Transcribe the material verbatim in full; the pictures do not belong in the copy.

....

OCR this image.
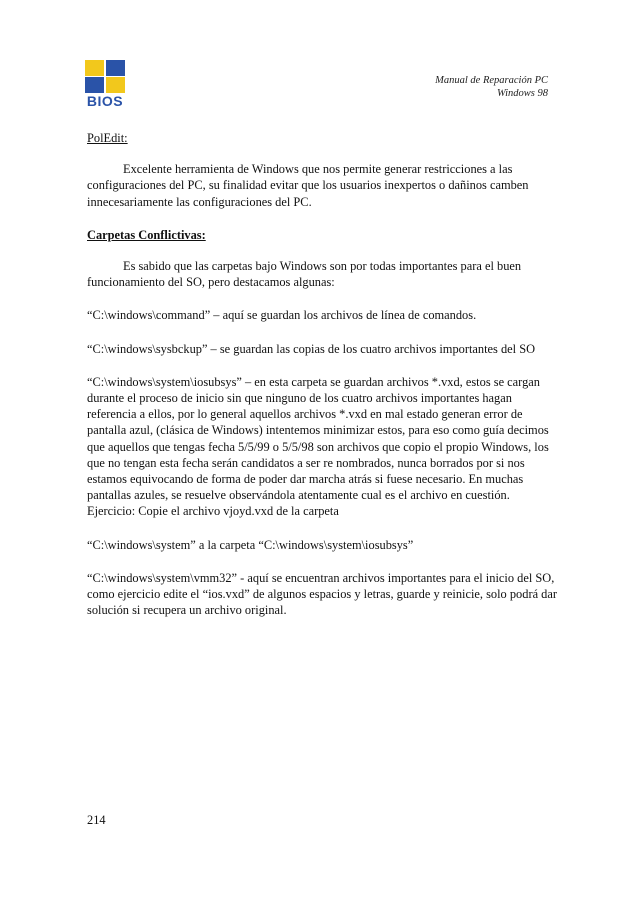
BIOS
Manual de Reparación PC
Windows 98

PolEdit:

Excelente herramienta de Windows que nos permite generar restricciones a las configuraciones del PC, su finalidad evitar que los usuarios inexpertos o dañinos camben innecesariamente las configuraciones del PC.

Carpetas Conflictivas:

Es sabido que las carpetas bajo Windows son por todas importantes para el buen funcionamiento del SO, pero destacamos algunas:

“C:\windows\command” – aquí se guardan los archivos de línea de comandos.

“C:\windows\sysbckup” – se guardan las copias de los cuatro archivos importantes del SO

“C:\windows\system\iosubsys” – en esta carpeta se guardan archivos *.vxd, estos se cargan durante el proceso de inicio sin que ninguno de los cuatro archivos importantes hagan referencia a ellos, por lo general aquellos archivos *.vxd en mal estado generan error de pantalla azul, (clásica de Windows) intentemos minimizar estos, para eso como guía decimos que aquellos que tengas fecha 5/5/99 o 5/5/98 son archivos que copio el propio Windows, los que no tengan esta fecha serán candidatos a ser re nombrados, nunca borrados por si nos estamos equivocando de forma de poder dar marcha atrás si fuese necesario. En muchas pantallas azules, se resuelve observándola atentamente cual es el archivo en cuestión. Ejercicio: Copie el archivo vjoyd.vxd de la carpeta

“C:\windows\system” a la carpeta “C:\windows\system\iosubsys”

“C:\windows\system\vmm32” - aquí se encuentran archivos importantes para el inicio del SO, como ejercicio edite el “ios.vxd” de algunos espacios y letras, guarde y reinicie, solo podrá dar solución si recupera un archivo original.

214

....

== FULL SOLUTION ==
OCR this image.
BIOS
Manual de Reparación PC
Windows 98

PolEdit:

Excelente herramienta de Windows que nos permite generar restricciones a las configuraciones del PC, su finalidad evitar que los usuarios inexpertos o dañinos camben innecesariamente las configuraciones del PC.

Carpetas Conflictivas:

Es sabido que las carpetas bajo Windows son por todas importantes para el buen funcionamiento del SO, pero destacamos algunas:

“C:\windows\command” – aquí se guardan los archivos de línea de comandos.

“C:\windows\sysbckup” – se guardan las copias de los cuatro archivos importantes del SO

“C:\windows\system\iosubsys” – en esta carpeta se guardan archivos *.vxd, estos se cargan durante el proceso de inicio sin que ninguno de los cuatro archivos importantes hagan referencia a ellos, por lo general aquellos archivos *.vxd en mal estado generan error de pantalla azul, (clásica de Windows) intentemos minimizar estos, para eso como guía decimos que aquellos que tengas fecha 5/5/99 o 5/5/98 son archivos que copio el propio Windows, los que no tengan esta fecha serán candidatos a ser re nombrados, nunca borrados por si nos estamos equivocando de forma de poder dar marcha atrás si fuese necesario. En muchas pantallas azules, se resuelve observándola atentamente cual es el archivo en cuestión. Ejercicio: Copie el archivo vjoyd.vxd de la carpeta

“C:\windows\system” a la carpeta “C:\windows\system\iosubsys”

“C:\windows\system\vmm32” - aquí se encuentran archivos importantes para el inicio del SO, como ejercicio edite el “ios.vxd” de algunos espacios y letras, guarde y reinicie, solo podrá dar solución si recupera un archivo original.

214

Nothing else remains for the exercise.